THE TASK -> Set down all of the data exactly as it appears.

TASK DATA ->

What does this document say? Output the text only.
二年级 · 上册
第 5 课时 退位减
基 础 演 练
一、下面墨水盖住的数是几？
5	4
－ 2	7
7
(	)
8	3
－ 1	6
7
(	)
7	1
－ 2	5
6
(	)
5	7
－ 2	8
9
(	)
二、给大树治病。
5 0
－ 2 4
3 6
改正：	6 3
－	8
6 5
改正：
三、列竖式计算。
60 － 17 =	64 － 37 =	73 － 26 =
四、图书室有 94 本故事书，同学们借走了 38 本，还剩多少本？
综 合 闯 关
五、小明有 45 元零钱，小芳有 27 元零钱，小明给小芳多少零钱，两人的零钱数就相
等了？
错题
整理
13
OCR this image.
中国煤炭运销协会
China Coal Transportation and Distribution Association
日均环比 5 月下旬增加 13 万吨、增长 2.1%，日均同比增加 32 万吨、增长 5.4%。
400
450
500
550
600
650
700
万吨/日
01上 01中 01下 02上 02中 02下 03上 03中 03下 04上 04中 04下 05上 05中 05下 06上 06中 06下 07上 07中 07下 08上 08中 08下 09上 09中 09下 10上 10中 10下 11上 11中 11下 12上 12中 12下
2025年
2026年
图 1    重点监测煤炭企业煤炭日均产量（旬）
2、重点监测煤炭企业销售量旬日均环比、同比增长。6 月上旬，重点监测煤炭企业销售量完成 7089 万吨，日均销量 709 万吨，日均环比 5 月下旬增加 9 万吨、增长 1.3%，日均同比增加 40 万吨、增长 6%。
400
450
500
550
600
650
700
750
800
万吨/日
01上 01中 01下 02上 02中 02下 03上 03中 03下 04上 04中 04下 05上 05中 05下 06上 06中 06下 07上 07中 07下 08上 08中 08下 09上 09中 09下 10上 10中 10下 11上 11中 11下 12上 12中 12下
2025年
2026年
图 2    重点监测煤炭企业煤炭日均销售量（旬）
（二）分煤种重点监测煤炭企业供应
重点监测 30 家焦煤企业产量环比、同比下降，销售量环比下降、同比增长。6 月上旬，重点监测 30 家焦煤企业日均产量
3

WRITTEN RESPONSE ->
What does this document say? Output the text only.
二年级 · 上册
第 5 课时 退位减
基 础 演 练
一、下面墨水盖住的数是几？
5	4
－ 2	7
7
(	)
8	3
－ 1	6
7
(	)
7	1
－ 2	5
6
(	)
5	7
－ 2	8
9
(	)
二、给大树治病。
5 0
－ 2 4
3 6
改正：	6 3
－	8
6 5
改正：
三、列竖式计算。
60 － 17 =	64 － 37 =	73 － 26 =
四、图书室有 94 本故事书，同学们借走了 38 本，还剩多少本？
综 合 闯 关
五、小明有 45 元零钱，小芳有 27 元零钱，小明给小芳多少零钱，两人的零钱数就相
等了？
错题
整理
13
OCR this image.
中国煤炭运销协会
China Coal Transportation and Distribution Association
日均环比 5 月下旬增加 13 万吨、增长 2.1%，日均同比增加 32 万吨、增长 5.4%。
400
450
500
550
600
650
700
万吨/日
01上 01中 01下 02上 02中 02下 03上 03中 03下 04上 04中 04下 05上 05中 05下 06上 06中 06下 07上 07中 07下 08上 08中 08下 09上 09中 09下 10上 10中 10下 11上 11中 11下 12上 12中 12下
2025年
2026年
图 1    重点监测煤炭企业煤炭日均产量（旬）
2、重点监测煤炭企业销售量旬日均环比、同比增长。6 月上旬，重点监测煤炭企业销售量完成 7089 万吨，日均销量 709 万吨，日均环比 5 月下旬增加 9 万吨、增长 1.3%，日均同比增加 40 万吨、增长 6%。
400
450
500
550
600
650
700
750
800
万吨/日
01上 01中 01下 02上 02中 02下 03上 03中 03下 04上 04中 04下 05上 05中 05下 06上 06中 06下 07上 07中 07下 08上 08中 08下 09上 09中 09下 10上 10中 10下 11上 11中 11下 12上 12中 12下
2025年
2026年
图 2    重点监测煤炭企业煤炭日均销售量（旬）
（二）分煤种重点监测煤炭企业供应
重点监测 30 家焦煤企业产量环比、同比下降，销售量环比下降、同比增长。6 月上旬，重点监测 30 家焦煤企业日均产量
3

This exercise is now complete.